(Stored data entries)
(begin)
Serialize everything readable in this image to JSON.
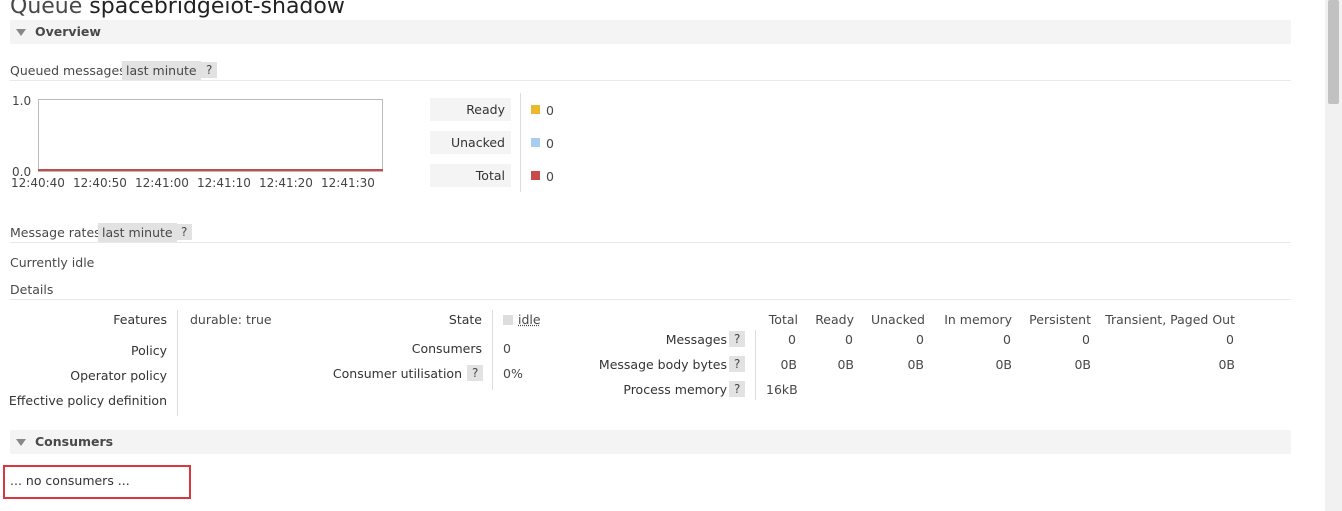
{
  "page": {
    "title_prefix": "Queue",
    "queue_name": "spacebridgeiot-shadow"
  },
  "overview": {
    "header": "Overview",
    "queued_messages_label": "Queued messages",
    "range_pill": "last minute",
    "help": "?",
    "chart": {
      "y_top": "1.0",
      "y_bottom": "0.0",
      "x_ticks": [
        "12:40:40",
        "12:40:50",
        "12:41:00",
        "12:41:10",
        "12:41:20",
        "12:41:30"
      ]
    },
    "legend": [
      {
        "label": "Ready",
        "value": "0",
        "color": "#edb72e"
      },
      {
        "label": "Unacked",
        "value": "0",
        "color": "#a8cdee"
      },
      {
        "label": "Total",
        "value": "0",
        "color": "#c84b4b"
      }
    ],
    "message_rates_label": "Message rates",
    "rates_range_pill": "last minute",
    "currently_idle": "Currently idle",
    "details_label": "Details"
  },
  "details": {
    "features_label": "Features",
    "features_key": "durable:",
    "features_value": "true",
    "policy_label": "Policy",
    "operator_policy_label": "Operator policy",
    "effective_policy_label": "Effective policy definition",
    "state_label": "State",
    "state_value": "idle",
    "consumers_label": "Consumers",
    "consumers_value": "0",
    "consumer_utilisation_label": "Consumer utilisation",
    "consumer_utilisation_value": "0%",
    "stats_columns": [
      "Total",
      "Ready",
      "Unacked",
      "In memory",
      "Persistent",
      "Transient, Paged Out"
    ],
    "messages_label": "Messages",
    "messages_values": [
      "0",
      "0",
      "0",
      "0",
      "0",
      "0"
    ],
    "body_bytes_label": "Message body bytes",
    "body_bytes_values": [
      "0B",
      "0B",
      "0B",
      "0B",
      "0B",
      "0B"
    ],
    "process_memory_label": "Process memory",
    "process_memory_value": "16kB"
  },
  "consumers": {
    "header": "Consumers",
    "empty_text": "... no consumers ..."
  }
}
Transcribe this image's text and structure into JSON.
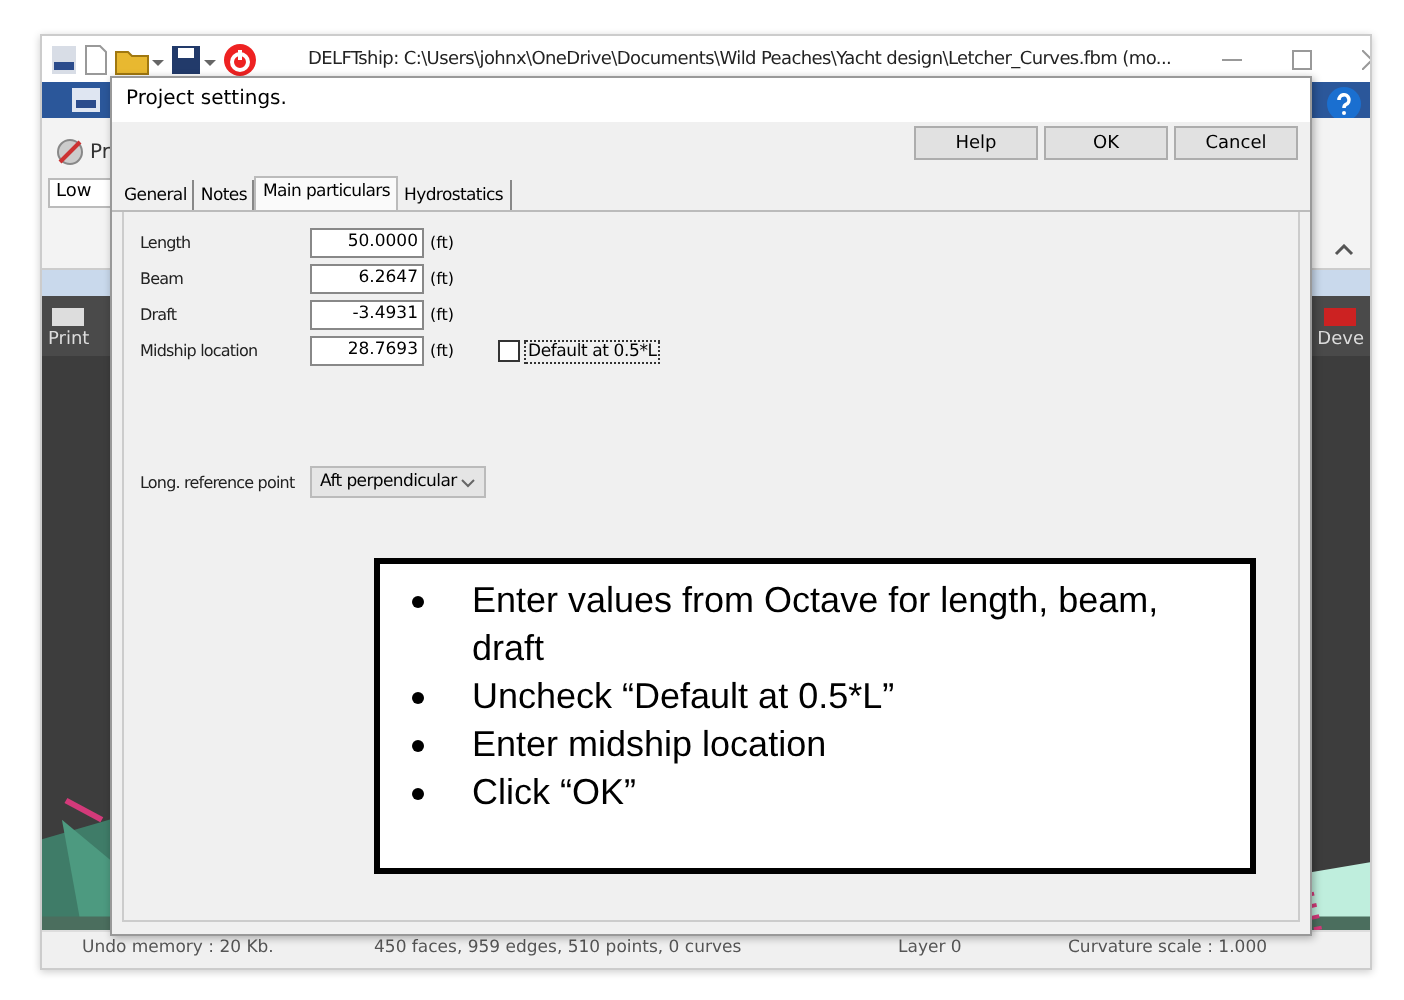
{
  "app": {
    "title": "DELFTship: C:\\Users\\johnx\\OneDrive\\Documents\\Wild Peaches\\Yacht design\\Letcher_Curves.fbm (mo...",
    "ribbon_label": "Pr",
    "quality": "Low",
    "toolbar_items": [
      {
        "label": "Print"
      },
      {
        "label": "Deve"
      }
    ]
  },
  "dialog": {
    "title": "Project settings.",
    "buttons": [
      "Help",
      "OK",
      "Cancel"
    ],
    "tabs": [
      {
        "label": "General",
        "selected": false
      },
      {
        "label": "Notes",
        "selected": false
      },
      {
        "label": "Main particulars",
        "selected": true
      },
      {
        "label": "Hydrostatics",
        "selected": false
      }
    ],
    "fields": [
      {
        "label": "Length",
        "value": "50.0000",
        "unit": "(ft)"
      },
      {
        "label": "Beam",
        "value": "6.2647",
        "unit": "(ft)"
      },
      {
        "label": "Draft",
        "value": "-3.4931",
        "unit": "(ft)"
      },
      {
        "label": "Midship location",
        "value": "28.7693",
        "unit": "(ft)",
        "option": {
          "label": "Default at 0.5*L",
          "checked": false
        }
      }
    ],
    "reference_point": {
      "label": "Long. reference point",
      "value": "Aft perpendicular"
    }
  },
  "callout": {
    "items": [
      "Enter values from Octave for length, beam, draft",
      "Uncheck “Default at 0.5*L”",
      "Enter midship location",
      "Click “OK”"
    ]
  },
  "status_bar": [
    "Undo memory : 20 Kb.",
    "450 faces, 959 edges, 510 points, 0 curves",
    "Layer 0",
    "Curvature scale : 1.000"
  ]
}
(end)
(begin)
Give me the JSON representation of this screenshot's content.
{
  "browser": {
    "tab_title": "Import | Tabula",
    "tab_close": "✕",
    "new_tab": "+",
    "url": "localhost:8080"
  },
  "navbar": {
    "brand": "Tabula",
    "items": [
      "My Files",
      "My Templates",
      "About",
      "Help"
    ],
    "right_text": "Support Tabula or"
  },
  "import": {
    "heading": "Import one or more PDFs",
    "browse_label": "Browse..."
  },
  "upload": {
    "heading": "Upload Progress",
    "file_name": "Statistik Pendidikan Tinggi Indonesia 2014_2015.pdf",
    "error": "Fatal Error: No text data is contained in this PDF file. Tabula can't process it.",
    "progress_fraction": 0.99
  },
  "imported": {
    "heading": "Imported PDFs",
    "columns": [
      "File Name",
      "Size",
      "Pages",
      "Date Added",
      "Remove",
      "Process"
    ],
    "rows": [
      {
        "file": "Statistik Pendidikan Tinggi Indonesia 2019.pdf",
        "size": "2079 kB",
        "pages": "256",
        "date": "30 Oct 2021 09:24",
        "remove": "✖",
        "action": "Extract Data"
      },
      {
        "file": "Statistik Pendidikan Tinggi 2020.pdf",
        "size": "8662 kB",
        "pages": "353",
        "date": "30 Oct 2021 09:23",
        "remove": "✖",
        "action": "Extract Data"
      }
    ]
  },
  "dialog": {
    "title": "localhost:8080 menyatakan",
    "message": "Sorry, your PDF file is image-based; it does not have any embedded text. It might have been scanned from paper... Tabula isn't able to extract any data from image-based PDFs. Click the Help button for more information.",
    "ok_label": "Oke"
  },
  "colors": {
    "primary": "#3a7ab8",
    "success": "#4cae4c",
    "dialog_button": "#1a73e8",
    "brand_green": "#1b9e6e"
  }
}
(end)
▶ _WHAT THE TASK REQUIRES_
In the material above, find each line that contains the word "image", and select it.

▶ _EXERCISE SOLUTION_
Serialize everything readable in this image to JSON.
Transcribe this image's text and structure into JSON.
    "message": "Sorry, your PDF file is image-based; it does not have any embedded text. It might have been scanned from paper... Tabula isn't able to extract any data from image-based PDFs. Click the Help button for more information.",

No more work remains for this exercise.